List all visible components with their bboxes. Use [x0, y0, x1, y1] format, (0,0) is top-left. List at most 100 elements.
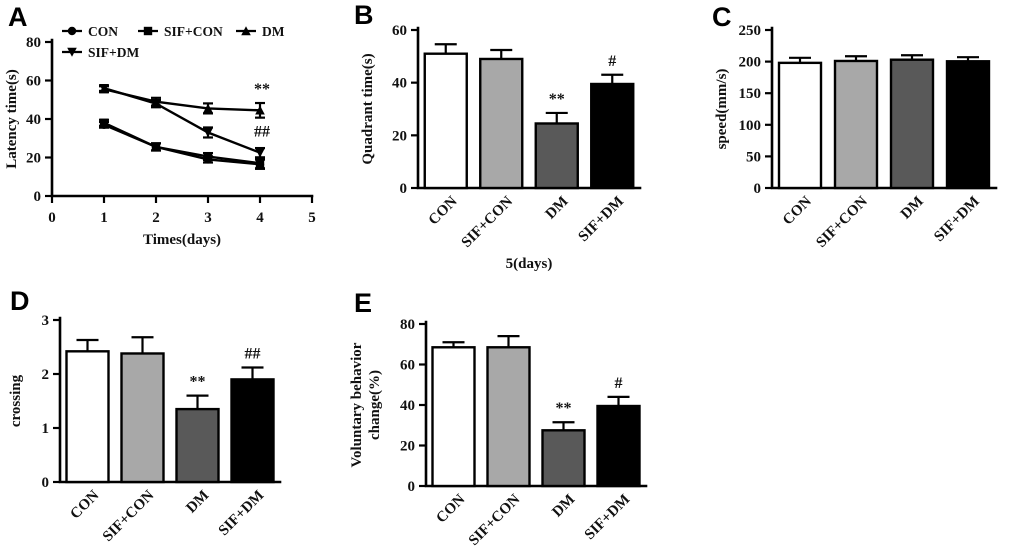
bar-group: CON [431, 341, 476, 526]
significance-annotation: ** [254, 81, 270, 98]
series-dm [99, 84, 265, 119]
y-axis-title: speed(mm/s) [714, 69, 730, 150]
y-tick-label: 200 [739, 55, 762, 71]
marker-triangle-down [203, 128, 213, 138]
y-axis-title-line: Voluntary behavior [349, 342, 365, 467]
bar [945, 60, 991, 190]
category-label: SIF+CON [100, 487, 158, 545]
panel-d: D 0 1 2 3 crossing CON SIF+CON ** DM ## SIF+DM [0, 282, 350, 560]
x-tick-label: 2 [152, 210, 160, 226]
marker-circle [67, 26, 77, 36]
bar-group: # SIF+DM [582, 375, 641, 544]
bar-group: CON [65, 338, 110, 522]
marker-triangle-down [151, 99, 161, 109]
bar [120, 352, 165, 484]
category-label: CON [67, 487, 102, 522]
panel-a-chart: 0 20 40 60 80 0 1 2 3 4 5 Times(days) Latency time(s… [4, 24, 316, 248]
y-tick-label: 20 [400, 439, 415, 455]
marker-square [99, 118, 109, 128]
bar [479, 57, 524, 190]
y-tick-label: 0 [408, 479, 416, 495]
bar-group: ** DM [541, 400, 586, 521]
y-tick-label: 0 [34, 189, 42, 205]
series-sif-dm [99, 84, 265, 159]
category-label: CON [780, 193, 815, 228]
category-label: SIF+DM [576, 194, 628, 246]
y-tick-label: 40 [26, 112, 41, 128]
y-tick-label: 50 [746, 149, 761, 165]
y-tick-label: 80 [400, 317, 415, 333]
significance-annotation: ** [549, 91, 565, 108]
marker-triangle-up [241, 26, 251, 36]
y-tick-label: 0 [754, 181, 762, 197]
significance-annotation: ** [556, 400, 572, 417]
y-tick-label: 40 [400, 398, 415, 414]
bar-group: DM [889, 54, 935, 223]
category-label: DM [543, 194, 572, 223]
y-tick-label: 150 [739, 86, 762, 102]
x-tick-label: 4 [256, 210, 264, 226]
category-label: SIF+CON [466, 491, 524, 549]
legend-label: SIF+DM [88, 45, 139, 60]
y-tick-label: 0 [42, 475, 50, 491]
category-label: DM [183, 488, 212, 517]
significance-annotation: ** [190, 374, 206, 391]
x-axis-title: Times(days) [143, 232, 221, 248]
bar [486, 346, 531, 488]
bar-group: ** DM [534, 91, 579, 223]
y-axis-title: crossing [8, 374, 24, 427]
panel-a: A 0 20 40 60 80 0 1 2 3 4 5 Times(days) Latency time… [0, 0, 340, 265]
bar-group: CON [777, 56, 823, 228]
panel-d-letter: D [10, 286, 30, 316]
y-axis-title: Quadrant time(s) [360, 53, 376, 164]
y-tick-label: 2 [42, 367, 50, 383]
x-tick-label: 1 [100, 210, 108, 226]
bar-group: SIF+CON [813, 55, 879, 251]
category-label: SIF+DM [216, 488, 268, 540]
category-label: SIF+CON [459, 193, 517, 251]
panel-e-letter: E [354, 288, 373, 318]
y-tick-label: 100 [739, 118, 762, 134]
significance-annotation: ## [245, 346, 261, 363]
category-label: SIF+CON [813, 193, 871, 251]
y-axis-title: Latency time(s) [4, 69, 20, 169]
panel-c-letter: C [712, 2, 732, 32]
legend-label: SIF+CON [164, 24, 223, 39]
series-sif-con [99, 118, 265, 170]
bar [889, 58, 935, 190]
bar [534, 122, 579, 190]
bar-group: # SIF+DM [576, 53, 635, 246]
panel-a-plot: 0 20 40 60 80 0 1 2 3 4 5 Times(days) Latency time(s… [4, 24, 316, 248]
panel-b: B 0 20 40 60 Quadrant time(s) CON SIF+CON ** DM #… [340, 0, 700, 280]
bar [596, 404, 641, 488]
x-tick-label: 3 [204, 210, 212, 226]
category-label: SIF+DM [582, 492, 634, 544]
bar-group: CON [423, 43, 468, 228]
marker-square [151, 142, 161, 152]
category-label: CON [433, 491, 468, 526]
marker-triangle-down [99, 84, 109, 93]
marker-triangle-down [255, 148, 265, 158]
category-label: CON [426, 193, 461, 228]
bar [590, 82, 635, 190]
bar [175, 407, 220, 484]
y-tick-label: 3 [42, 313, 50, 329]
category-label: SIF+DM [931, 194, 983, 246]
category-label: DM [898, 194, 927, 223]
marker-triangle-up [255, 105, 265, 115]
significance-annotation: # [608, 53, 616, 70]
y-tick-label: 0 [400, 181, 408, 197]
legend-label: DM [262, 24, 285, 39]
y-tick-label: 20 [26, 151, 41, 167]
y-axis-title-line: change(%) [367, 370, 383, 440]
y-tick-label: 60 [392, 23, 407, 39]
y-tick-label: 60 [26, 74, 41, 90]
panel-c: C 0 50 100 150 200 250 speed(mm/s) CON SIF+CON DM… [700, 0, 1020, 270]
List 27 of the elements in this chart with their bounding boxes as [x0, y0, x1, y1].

● ● ● ● ●

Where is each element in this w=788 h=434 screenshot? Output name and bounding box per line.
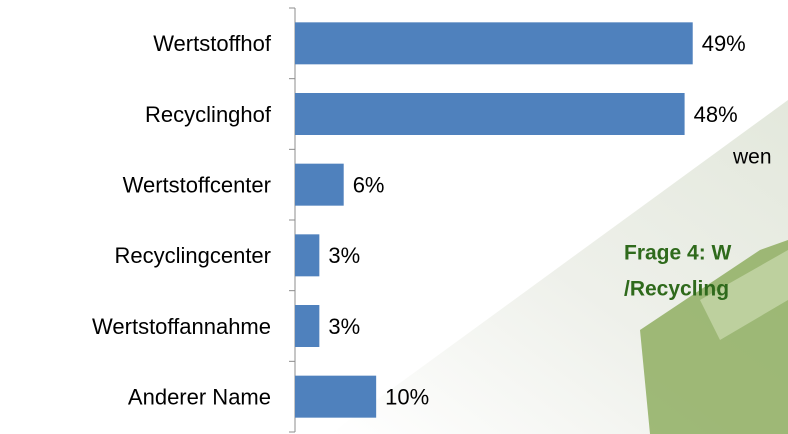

● ● ● ● ●

PROMPT =>
Rewrite the records from the line with "List all visible" up to and including the line with "panel-d: D 0", swapping "bboxes" for "bounding boxes" and changing nothing else. Omit the pictures from your answer.

RESULT OF THIS TASK =>
List all visible components with their bounding boxes. Use [x0, y0, x1, y1] format, (0,0) is top-left. List at most 100 elements.
bar-group: CON [431, 341, 476, 526]
significance-annotation: ** [254, 81, 270, 98]
series-dm [99, 84, 265, 119]
y-axis-title: speed(mm/s) [714, 69, 730, 150]
y-tick-label: 200 [739, 55, 762, 71]
marker-triangle-down [203, 128, 213, 138]
y-axis-title-line: Voluntary behavior [349, 342, 365, 467]
bar [945, 60, 991, 190]
category-label: SIF+CON [100, 487, 158, 545]
panel-d: D 0 1 2 3 crossing CON SIF+CON ** DM ## SIF+DM [0, 282, 350, 560]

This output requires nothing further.